══ Page ══

Attack & Counter Post Workout With Don Kelbick

“Footwork is one of the primary prerequisites to becoming a great player.” – Mike Krzyzewski

Here is a great post workout that Don has used with his professional and NBA clients that improves footwork, shooting, finishing, and mentality.



Included in this workout is:

0:00 - Diagonal Cut/Baby Hook Shot
0:25 - Pinch Post Cut/Rip One Dribble
1:06 - Diagonal Cut/Drop Step Counter
1:40 - Pinch Post/Inside Pivot Jump Shot
2:13 - Pinch Post/Inside Pivot Sweep One Dribble
2:42 - Pinch Post/Inside Pivot Sweep Drop Step Counter
3:32 - Pinch Post/Inside Pivot Sweep Half Turn Front Pivot Counter
4:08 - Duck In/Front Pivot Jump Shot
4:54 - Duck In/Drop Step Counter

Foul shots are taken between each drill.


The Importance of These Progressions and How They Develop More Aggressive and Effective Basketball Players

Also, if you pay close attention, you will notice that these drill progressions are very specific and complement each other. While they are simple and easy to learn, they are profoundly effective and there is a lot of thought that goes behind the progressions.


1st Progression - Think Shot

For example, at 1:40, you begin a pinch post series with a shot.

Don teaches that if you are open and in your shooting range, you shoot the ball… pretty simple, right.

Analytics have proven over and over that open jump shots are one of the most efficient shots in basketball.

Also, if you’re a threat to make shots, this will force the defense to commit even more to the shot, create bigger gaps between defenders which opens up driving lanes.

And this leads to the next progression...


2nd Progression - Think Lay Up

Now if the defense takes away the shot, Don teaches that you think “lay up”. That’s why the next progression at 2:13, he adds a sweep counter, takes 1 dribble, and finishes at the basket.

═══

## Stated task A
According to the post workout page, why should a player shoot when open and within shooting range? Answer in one to three sentences.
## Stated task B
Reproduce the post workout page word for word from "Also, if you pay" to "with a shot.".

══ Data shown ══

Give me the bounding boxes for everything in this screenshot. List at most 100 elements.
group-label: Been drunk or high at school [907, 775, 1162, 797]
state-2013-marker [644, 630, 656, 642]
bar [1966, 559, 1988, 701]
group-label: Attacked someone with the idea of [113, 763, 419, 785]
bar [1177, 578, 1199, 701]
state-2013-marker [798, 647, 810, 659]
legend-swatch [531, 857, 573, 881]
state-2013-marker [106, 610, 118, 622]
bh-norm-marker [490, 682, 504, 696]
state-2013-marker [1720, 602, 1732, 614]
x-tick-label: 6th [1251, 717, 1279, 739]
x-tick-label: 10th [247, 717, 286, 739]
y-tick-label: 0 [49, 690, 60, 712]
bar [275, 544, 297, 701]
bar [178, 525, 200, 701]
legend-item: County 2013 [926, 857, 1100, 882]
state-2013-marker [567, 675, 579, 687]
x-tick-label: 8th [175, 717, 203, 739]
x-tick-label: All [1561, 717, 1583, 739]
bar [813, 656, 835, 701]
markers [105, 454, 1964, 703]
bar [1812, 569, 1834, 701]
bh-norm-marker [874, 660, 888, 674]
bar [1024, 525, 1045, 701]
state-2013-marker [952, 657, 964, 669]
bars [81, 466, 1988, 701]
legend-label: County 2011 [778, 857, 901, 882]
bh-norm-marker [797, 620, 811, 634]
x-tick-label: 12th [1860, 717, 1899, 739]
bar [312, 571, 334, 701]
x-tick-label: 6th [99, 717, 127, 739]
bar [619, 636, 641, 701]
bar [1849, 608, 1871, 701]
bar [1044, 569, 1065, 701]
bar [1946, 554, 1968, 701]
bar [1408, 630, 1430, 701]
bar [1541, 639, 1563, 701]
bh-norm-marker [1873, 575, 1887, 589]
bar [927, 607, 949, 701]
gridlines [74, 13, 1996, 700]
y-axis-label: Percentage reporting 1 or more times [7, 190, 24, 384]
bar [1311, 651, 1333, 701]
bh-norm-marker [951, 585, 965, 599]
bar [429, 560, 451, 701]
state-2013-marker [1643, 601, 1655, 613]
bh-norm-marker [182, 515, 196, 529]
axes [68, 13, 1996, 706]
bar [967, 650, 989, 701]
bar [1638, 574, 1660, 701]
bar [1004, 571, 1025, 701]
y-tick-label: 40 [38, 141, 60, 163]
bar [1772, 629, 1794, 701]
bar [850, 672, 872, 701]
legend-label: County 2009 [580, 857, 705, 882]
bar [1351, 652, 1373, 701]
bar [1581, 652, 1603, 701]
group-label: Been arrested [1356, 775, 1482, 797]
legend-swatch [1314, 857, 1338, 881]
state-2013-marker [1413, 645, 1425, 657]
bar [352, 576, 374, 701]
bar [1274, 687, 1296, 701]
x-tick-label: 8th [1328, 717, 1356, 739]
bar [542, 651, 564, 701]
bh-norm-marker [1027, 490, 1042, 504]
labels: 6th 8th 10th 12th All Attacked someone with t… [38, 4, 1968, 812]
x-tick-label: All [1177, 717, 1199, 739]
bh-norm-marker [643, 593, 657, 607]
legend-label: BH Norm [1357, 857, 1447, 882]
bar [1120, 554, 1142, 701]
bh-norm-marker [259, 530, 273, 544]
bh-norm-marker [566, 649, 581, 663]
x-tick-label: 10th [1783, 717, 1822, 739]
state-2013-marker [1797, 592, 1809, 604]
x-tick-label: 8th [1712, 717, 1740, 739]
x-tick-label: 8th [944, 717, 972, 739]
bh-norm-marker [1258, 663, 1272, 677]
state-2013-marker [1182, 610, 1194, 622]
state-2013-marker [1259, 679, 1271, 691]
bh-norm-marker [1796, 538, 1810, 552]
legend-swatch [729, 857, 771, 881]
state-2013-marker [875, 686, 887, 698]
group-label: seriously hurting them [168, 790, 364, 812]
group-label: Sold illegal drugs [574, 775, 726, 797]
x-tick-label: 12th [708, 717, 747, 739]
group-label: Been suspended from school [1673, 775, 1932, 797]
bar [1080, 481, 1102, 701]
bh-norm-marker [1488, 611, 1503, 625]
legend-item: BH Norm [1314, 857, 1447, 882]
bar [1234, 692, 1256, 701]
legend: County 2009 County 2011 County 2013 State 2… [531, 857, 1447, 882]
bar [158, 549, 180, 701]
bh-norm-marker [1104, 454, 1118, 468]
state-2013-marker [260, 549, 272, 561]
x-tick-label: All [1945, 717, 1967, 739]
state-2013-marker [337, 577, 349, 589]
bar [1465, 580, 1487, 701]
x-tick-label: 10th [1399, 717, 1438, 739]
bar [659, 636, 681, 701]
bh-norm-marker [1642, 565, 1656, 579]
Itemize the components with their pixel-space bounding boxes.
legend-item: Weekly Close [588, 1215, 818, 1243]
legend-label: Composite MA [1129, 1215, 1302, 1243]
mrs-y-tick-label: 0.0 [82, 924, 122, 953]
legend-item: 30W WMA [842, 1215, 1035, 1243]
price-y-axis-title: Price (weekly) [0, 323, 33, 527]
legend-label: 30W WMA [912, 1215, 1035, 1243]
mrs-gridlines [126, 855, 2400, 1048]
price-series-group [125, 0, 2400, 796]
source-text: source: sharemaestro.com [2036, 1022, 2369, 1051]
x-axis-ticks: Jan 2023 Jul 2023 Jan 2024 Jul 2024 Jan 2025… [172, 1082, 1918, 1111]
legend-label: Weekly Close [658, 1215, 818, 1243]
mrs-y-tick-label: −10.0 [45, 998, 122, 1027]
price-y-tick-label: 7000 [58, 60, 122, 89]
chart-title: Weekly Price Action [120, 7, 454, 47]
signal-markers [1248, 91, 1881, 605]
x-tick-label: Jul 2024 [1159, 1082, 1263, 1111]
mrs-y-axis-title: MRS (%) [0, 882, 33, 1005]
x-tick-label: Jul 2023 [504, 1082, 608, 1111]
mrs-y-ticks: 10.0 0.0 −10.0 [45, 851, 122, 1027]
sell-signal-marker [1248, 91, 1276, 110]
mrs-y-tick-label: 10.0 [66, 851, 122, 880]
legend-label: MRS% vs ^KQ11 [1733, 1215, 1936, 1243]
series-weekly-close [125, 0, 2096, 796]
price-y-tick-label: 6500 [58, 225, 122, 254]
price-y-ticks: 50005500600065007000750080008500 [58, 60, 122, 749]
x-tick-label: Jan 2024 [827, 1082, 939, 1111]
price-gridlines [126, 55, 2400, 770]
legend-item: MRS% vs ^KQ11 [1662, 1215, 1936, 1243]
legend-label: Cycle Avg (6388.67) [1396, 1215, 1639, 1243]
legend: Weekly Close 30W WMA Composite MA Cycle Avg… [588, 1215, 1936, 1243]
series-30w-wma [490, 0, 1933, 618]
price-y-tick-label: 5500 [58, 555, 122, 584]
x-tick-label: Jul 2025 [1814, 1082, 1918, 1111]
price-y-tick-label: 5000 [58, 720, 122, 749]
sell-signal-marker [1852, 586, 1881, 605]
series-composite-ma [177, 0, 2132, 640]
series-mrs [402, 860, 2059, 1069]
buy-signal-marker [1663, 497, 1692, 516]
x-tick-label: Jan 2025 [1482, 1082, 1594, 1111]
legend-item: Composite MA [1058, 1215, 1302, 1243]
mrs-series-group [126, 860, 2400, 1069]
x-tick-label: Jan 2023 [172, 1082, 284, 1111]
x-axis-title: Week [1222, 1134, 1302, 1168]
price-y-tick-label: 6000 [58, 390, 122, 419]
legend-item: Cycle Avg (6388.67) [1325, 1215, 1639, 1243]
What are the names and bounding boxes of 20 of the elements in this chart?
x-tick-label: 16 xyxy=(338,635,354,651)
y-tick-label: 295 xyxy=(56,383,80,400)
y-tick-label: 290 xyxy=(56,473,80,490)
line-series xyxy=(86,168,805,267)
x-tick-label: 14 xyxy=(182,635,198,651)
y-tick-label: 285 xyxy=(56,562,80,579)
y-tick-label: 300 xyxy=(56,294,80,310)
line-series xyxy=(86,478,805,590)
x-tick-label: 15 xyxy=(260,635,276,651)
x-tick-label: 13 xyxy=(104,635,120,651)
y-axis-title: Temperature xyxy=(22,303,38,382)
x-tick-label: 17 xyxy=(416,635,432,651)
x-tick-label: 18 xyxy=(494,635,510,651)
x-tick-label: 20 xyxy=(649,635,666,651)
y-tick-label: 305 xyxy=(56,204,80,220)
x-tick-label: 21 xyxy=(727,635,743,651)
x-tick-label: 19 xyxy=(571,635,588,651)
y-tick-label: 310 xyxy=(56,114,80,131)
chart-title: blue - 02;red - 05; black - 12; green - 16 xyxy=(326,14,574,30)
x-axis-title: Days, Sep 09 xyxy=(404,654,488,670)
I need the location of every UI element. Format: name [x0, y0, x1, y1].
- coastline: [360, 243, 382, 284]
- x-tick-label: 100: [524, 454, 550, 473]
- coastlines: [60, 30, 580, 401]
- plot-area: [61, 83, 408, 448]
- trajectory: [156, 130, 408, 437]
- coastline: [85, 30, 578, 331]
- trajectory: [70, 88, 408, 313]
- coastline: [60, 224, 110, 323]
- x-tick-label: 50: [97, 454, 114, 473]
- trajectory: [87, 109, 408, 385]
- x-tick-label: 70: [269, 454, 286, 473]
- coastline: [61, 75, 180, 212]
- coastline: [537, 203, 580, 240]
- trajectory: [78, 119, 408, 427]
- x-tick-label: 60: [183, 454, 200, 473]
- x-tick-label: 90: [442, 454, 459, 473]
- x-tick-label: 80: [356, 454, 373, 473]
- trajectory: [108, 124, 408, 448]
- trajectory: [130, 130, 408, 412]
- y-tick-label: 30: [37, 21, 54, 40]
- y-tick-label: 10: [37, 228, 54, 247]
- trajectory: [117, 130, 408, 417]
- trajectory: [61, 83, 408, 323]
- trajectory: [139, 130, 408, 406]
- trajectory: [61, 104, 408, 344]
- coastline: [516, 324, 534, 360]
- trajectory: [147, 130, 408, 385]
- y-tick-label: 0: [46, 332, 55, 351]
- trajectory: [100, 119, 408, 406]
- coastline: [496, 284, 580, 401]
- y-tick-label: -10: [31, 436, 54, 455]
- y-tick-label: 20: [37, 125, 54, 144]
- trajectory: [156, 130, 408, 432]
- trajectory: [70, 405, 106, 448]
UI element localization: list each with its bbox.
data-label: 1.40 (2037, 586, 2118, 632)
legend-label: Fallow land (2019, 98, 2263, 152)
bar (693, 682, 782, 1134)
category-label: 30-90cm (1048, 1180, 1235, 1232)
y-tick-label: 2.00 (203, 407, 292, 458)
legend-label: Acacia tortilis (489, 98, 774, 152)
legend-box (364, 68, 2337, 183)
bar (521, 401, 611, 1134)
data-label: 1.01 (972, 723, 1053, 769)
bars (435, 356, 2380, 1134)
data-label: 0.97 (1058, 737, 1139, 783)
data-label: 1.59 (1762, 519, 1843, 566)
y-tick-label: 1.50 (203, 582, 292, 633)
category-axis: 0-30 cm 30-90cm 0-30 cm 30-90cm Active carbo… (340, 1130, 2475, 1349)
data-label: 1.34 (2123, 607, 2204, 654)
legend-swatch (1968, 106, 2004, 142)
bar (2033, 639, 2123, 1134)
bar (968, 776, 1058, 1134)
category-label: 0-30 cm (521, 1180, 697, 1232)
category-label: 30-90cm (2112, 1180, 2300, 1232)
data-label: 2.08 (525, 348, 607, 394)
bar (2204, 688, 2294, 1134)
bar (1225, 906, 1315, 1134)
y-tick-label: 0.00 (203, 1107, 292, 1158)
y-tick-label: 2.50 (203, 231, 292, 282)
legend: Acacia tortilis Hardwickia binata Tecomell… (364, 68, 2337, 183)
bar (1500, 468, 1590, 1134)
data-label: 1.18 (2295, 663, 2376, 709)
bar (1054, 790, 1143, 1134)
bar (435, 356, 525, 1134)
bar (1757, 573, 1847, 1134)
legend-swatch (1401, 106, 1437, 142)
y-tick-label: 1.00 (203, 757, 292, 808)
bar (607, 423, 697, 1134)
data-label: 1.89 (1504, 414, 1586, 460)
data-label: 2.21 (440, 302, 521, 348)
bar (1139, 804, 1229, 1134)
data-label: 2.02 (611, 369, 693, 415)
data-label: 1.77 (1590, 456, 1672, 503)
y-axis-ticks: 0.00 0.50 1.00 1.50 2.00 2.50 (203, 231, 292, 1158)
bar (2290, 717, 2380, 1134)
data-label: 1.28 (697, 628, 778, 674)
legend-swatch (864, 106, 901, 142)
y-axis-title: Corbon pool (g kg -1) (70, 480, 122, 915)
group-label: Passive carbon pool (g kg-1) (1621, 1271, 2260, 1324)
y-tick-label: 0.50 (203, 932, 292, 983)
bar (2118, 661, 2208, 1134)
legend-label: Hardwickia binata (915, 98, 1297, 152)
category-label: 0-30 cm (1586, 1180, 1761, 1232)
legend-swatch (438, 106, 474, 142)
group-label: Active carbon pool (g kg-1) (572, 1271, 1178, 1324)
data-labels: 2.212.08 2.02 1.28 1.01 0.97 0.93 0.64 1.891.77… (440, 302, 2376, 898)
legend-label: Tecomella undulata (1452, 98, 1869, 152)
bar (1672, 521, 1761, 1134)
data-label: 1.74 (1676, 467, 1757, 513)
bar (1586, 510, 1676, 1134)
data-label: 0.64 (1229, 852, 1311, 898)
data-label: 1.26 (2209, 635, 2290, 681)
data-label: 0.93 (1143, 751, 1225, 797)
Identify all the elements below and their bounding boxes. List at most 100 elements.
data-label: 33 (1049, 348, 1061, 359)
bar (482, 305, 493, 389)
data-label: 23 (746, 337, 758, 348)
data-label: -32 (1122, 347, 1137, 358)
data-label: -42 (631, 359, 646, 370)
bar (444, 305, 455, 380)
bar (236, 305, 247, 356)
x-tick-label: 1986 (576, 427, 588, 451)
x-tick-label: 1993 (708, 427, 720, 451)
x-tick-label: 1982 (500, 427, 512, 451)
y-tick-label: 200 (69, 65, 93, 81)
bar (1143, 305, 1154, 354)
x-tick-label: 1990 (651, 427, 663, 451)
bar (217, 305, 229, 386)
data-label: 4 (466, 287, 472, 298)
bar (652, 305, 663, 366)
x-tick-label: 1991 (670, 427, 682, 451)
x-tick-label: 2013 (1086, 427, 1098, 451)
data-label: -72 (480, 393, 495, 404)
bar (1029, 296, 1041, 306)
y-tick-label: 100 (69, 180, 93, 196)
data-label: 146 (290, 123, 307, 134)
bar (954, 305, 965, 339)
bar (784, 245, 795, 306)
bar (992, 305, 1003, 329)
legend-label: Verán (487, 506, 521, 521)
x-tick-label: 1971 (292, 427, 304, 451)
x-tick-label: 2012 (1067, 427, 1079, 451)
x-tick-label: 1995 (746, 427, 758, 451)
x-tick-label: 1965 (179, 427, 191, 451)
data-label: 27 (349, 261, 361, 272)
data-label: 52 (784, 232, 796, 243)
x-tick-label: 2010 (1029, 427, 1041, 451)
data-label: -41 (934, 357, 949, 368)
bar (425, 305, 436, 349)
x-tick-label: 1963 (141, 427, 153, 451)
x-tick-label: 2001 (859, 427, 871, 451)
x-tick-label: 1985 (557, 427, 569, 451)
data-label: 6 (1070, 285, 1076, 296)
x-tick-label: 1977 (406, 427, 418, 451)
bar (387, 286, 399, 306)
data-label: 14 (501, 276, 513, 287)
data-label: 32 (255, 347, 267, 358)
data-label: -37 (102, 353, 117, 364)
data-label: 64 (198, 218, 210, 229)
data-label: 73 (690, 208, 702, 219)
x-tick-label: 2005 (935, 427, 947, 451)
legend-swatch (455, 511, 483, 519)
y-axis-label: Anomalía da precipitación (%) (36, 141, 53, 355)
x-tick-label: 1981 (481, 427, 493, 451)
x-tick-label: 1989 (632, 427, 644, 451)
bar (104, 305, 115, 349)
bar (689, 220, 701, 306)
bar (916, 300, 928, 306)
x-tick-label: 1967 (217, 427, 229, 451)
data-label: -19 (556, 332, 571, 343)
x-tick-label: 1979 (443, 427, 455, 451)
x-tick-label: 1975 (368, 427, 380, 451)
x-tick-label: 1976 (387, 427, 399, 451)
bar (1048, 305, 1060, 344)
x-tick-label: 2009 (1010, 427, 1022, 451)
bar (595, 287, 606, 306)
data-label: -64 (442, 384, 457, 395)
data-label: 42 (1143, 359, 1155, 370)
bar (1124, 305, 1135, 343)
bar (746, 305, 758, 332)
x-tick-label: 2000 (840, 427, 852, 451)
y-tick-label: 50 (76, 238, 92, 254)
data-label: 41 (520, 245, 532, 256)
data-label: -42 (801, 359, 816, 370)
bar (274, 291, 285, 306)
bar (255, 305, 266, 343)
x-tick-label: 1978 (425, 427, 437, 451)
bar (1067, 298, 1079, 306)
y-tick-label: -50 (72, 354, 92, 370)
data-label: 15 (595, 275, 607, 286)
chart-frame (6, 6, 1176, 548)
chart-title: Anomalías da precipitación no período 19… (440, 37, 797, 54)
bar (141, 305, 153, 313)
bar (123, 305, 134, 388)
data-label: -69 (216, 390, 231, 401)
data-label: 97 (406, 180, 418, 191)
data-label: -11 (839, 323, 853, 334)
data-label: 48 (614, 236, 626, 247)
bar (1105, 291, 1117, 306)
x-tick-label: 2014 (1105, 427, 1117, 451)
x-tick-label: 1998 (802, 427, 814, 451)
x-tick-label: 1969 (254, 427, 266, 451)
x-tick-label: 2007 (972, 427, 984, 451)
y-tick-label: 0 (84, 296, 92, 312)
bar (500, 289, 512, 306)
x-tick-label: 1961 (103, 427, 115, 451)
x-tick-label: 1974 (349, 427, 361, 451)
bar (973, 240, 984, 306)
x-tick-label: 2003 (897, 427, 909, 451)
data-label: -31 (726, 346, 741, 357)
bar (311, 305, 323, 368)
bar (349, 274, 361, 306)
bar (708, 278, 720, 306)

═══

## Complete answer A
Analytics have repeatedly shown that open jump shots are among the most efficient shots in basketball. A player who is a threat to make shots also forces the defense to commit more to the shot, which creates bigger gaps between defenders and opens up driving lanes.

## Complete answer B
Also, if you pay close attention, you will notice that these drill progressions are very specific and complement each other. While they are simple and easy to learn, they are profoundly effective and there is a lot of thought that goes behind the progressions.


1st Progression - Think Shot

For example, at 1:40, you begin a pinch post series with a shot.